▸ Text section
= = = = = = =

More Perfect Union, 12/17
ILLINOIS GUARANTEES UNION BARGAINING RIGHTS
Amid all the attention paid to candidate races in the November elections some other important issues were on the ballot in several states in the form of referenda. A major one, largely overlooked, was an amendment to the Illinois state constitution guaranteeing the right of workers to organize into unions and the right to collective bargaining. “No law shall be passed that interferes with, negates, or diminishes the right of employees to organize and bargain collectively,” the amendment reads.
It effectively creates a shield against actions taken in many other states that have passed so-called “right-to-work” laws forbidding unions and employers from negotiating union security agreements and laws that cancel or weaken collective bargaining rights of teachers and other public sector workers.
Economic Policy Institute, 12/7
NY TIMES STAFF STAGE ONE-DAY STRIKE
Frustrated by stalled contract negotiations, hundreds of journalists and other staff members at the New York Times staged a one-day strike Dec. 8. Their old contract expired in March 2021 and Times employees, from writers to security guards are increasing upset at the slow pace of negotiations.

= = = = = = =

▸ Data excerpts
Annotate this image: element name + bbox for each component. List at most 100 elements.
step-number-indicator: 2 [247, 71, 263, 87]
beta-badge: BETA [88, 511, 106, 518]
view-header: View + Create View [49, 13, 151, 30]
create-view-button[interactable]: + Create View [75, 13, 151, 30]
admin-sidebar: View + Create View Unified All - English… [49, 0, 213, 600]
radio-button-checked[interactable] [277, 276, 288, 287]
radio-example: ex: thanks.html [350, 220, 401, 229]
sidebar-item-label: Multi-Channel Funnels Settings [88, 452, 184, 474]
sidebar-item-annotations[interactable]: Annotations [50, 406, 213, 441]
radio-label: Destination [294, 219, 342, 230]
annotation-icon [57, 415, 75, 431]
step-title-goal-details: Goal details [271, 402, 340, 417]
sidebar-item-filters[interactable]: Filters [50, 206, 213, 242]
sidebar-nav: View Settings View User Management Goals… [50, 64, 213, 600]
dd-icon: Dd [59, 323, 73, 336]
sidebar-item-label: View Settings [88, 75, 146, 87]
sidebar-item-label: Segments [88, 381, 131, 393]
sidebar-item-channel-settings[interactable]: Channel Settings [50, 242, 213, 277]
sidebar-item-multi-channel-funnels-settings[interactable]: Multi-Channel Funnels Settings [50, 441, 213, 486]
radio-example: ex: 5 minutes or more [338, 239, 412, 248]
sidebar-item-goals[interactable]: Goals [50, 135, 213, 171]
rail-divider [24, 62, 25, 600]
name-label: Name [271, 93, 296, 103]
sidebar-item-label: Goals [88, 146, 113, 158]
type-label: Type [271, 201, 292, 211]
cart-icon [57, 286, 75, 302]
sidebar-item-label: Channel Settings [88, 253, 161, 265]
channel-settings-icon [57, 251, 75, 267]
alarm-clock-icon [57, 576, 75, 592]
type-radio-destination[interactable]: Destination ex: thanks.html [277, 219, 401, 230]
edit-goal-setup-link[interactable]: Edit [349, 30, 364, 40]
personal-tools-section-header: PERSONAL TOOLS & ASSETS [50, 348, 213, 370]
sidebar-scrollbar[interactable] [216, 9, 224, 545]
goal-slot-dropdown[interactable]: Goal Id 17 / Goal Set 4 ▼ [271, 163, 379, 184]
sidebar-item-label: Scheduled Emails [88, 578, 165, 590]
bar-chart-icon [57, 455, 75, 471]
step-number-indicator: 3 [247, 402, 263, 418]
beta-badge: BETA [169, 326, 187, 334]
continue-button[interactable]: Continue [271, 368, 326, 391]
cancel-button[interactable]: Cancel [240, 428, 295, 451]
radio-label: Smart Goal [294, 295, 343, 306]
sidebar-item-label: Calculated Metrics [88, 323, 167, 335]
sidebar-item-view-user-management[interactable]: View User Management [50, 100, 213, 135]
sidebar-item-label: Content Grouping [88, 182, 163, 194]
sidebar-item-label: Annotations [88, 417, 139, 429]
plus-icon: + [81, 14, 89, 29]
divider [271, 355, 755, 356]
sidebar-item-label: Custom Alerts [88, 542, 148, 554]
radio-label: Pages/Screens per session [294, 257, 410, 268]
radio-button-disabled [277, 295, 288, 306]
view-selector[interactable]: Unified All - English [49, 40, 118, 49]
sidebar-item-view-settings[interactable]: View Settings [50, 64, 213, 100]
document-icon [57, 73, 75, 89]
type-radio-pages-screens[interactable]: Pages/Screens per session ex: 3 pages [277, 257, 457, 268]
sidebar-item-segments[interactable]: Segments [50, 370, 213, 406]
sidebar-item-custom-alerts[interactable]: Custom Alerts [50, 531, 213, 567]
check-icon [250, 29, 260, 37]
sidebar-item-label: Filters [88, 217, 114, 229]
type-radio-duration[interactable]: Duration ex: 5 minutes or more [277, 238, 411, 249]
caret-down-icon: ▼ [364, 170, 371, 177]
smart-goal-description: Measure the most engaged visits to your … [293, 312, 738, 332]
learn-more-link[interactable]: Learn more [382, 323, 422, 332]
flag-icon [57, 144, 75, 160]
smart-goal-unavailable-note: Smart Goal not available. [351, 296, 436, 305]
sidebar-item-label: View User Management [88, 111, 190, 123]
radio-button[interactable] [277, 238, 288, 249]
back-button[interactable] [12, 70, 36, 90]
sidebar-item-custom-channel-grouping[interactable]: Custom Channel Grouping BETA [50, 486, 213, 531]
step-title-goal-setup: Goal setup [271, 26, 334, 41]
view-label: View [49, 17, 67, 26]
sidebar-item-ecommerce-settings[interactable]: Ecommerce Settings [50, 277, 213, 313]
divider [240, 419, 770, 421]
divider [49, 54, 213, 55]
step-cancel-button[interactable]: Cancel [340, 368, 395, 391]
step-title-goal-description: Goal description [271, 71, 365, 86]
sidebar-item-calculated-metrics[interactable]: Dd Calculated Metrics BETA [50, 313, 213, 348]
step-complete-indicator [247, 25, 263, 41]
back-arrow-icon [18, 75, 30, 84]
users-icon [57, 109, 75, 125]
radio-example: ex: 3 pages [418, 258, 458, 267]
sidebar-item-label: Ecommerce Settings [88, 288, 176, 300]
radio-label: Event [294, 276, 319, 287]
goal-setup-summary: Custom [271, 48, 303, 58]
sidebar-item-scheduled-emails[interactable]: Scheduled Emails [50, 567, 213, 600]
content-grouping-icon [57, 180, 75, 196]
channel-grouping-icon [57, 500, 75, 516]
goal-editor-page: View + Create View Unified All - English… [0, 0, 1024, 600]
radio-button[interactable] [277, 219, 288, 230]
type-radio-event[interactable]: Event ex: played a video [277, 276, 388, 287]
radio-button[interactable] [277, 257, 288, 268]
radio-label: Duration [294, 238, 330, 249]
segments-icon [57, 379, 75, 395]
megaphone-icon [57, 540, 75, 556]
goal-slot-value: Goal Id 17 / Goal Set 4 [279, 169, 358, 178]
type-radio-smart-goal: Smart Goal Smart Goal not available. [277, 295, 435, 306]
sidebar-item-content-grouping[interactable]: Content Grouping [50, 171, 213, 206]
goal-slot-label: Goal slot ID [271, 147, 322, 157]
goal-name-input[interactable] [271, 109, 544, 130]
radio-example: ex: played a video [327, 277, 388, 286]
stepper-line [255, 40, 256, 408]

= = = = = = =

▸ Work instructions
Reproduce the entire labor news roundup word for word. Rely only on the labor news roundup.

▸ Exercise solution
More Perfect Union, 12/17
ILLINOIS GUARANTEES UNION BARGAINING RIGHTS
Amid all the attention paid to candidate races in the November elections some other important issues were on the ballot in several states in the form of referenda. A major one, largely overlooked, was an amendment to the Illinois state constitution guaranteeing the right of workers to organize into unions and the right to collective bargaining. “No law shall be passed that interferes with, negates, or diminishes the right of employees to organize and bargain collectively,” the amendment reads.
It effectively creates a shield against actions taken in many other states that have passed so-called “right-to-work” laws forbidding unions and employers from negotiating union security agreements and laws that cancel or weaken collective bargaining rights of teachers and other public sector workers.
Economic Policy Institute, 12/7
NY TIMES STAFF STAGE ONE-DAY STRIKE
Frustrated by stalled contract negotiations, hundreds of journalists and other staff members at the New York Times staged a one-day strike Dec. 8. Their old contract expired in March 2021 and Times employees, from writers to security guards are increasing upset at the slow pace of negotiations.